→ Dataset entries
---
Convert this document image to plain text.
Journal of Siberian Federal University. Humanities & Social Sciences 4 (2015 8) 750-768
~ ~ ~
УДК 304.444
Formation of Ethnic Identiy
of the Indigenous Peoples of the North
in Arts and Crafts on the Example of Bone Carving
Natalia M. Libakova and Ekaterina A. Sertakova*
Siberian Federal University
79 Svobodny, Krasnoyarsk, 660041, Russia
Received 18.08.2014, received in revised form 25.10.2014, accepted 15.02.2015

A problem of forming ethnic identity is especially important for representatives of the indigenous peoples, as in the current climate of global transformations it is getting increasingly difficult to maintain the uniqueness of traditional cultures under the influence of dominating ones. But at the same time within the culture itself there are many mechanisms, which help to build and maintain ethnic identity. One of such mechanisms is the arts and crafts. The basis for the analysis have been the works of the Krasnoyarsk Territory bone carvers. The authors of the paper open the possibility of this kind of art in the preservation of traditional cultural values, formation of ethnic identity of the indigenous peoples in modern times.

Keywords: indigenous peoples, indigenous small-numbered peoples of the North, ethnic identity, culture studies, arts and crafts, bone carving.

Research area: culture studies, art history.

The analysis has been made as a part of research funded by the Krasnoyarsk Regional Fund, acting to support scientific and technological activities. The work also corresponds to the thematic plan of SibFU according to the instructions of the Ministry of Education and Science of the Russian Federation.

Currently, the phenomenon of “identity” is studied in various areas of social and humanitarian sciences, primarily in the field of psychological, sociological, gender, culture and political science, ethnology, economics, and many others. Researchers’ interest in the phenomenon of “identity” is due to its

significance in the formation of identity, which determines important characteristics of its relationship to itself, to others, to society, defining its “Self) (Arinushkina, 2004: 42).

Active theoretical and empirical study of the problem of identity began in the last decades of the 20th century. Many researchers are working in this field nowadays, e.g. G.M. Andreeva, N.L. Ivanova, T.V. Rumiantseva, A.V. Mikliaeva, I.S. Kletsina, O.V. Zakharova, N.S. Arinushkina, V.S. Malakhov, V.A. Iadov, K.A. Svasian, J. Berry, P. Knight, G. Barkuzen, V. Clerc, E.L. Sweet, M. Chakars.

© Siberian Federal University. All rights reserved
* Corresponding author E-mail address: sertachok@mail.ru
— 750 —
---
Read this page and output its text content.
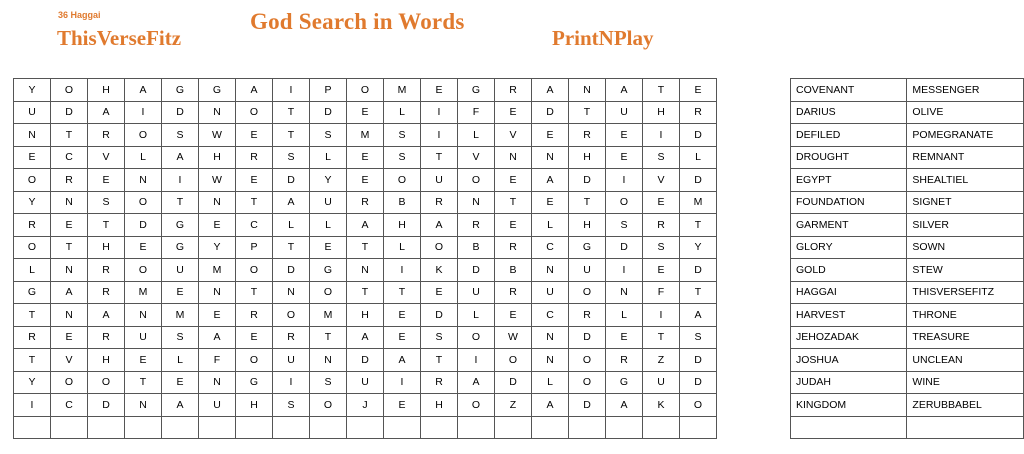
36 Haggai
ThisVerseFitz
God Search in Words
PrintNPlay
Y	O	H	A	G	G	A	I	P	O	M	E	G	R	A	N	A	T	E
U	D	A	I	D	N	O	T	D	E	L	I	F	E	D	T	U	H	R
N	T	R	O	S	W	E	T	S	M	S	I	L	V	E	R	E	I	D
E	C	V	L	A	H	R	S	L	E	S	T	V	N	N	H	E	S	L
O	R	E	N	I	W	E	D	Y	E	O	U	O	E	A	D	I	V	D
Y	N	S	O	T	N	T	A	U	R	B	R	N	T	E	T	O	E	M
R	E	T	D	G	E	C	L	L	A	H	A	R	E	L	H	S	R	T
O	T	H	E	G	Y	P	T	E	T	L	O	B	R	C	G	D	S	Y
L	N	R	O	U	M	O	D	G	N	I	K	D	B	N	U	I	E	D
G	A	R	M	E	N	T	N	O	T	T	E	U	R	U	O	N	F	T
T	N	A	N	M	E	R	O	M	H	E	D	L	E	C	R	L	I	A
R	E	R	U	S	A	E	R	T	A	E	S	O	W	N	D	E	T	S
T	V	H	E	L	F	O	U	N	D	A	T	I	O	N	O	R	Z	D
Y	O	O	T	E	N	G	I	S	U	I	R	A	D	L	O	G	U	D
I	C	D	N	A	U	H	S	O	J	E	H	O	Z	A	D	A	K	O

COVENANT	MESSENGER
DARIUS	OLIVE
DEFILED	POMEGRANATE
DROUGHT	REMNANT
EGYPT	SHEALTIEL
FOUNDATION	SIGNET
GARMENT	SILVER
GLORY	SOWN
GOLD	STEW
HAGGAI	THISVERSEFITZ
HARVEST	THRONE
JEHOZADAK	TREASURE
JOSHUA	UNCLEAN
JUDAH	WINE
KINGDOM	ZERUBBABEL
---
→ Problem details
Copy out every line in the listing where the word "which" appears.

→ Answer to this problem
A problem of forming ethnic identity is especially important for representatives of the indigenous peoples, as in the current climate of global transformations it is getting increasingly difficult to maintain the uniqueness of traditional cultures under the influence of dominating ones. But at the same time within the culture itself there are many mechanisms, which help to build and maintain ethnic identity. One of such mechanisms is the arts and crafts. The basis for the analysis have been the works of the Krasnoyarsk Territory bone carvers. The authors of the paper open the possibility of this kind of art in the preservation of traditional cultural values, formation of ethnic identity of the indigenous peoples in modern times.
significance in the formation of identity, which determines important characteristics of its relationship to itself, to others, to society, defining its “Self) (Arinushkina, 2004: 42).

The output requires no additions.